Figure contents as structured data
----

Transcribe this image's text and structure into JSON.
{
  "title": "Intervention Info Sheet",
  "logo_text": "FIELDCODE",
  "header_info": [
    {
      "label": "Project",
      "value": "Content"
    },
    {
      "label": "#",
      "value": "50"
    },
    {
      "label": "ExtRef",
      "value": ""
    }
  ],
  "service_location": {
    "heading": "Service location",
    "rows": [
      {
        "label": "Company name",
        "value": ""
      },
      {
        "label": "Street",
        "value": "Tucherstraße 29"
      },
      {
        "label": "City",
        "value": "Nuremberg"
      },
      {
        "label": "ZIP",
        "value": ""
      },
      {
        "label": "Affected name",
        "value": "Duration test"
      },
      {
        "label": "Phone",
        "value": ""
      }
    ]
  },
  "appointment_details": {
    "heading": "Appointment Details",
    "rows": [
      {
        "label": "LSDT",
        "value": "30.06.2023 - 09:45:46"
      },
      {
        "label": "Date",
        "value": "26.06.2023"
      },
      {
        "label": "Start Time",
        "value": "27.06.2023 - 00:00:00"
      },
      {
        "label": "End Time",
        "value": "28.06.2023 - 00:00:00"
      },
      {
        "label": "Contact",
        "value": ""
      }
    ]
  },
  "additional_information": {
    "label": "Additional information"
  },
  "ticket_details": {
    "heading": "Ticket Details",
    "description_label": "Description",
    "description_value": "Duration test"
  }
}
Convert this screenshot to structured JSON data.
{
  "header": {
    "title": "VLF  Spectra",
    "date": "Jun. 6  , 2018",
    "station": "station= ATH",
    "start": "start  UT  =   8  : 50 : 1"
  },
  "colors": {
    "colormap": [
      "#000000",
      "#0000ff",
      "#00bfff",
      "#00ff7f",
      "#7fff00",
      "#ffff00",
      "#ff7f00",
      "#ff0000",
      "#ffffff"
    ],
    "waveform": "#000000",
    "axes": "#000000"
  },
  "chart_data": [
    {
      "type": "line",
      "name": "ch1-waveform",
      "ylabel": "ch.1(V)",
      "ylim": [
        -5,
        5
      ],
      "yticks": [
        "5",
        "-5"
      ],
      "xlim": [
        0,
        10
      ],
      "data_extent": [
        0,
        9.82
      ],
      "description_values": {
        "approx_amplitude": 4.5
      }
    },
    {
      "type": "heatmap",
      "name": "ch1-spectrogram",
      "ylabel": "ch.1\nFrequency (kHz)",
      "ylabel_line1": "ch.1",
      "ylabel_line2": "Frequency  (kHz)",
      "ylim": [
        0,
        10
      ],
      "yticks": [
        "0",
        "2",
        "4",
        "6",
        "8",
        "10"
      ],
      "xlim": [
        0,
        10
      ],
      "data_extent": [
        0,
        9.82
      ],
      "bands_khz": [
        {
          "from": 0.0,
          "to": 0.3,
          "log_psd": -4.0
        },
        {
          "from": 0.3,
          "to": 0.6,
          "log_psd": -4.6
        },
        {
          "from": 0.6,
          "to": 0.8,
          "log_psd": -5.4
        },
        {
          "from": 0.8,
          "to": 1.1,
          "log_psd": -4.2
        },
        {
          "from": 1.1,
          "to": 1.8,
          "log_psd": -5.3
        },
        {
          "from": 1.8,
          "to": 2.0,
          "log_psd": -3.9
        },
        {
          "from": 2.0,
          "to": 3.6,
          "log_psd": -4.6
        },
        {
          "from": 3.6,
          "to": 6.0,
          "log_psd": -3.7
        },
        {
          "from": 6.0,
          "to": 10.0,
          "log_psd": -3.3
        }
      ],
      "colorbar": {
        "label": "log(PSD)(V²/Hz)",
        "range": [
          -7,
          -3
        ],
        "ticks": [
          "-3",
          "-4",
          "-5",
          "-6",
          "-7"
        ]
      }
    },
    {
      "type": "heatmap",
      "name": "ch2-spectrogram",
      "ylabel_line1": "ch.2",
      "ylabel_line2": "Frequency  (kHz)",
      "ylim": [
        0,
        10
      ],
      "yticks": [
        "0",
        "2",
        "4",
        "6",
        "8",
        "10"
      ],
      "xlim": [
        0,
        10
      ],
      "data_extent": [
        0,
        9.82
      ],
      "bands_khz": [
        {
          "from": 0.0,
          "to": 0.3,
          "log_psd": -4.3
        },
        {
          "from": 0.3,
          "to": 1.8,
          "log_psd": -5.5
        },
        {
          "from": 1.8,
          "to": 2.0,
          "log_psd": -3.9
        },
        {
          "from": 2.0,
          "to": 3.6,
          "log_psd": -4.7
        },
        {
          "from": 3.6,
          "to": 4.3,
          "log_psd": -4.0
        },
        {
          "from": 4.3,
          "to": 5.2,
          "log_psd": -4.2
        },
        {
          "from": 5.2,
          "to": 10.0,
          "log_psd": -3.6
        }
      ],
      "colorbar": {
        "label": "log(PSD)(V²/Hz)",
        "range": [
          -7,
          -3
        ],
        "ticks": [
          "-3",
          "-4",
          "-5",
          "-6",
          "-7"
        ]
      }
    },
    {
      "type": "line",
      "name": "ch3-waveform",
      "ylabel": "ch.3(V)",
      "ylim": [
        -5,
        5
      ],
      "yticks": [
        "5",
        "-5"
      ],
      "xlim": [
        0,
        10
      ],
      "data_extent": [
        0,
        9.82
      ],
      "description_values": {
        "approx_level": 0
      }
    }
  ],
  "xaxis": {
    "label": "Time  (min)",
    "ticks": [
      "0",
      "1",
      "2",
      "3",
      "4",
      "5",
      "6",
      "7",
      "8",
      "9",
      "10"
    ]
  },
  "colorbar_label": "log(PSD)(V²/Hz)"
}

----

| Written exercise |
Read the entries and select each line where the word "heading" is found.

| Result of the task |
    "heading": "Service location",
    "heading": "Appointment Details",
    "heading": "Ticket Details",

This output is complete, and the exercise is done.